> **WHAT TO PRODUCE**: Report each line of the entries that includes "dipengaruhi" by copying it.

> **RECORDS FOR THIS TASK**:
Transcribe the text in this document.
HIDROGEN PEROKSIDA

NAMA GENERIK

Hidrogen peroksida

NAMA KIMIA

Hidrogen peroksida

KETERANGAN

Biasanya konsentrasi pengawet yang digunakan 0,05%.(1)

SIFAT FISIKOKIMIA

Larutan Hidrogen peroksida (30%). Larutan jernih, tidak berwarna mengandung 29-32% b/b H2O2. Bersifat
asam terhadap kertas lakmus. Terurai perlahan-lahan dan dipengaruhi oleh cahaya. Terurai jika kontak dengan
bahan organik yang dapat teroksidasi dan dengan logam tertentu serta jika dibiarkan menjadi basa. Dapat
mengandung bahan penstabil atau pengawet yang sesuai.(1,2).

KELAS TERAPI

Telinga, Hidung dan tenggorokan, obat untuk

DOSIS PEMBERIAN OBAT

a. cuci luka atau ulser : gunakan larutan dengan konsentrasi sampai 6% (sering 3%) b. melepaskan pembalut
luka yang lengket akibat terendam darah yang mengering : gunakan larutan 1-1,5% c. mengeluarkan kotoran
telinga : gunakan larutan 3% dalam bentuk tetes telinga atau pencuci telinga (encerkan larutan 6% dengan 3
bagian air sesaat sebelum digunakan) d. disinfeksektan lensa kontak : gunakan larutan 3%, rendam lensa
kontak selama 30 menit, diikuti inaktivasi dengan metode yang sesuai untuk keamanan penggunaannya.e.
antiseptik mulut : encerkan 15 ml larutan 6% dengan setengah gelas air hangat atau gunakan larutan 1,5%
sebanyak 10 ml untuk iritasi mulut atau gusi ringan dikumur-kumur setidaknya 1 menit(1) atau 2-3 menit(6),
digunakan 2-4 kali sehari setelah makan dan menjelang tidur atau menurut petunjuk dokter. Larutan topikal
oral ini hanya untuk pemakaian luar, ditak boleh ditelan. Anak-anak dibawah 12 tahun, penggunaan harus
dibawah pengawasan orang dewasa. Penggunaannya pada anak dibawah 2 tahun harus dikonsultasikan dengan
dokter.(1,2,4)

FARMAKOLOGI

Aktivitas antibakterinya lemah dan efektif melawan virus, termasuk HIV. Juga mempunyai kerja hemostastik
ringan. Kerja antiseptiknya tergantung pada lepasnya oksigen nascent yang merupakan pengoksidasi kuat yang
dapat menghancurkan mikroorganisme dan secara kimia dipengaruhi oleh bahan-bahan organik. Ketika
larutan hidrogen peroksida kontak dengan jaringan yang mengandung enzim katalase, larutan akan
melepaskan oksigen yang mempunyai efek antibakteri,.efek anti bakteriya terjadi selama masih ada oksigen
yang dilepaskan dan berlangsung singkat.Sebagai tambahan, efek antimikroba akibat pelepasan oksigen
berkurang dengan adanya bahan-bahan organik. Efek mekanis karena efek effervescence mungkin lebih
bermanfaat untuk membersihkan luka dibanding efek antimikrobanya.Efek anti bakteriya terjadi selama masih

> **EXERCISE ANSWER**:
asam terhadap kertas lakmus. Terurai perlahan-lahan dan dipengaruhi oleh cahaya. Terurai jika kontak dengan
dapat menghancurkan mikroorganisme dan secara kimia dipengaruhi oleh bahan-bahan organik. Ketika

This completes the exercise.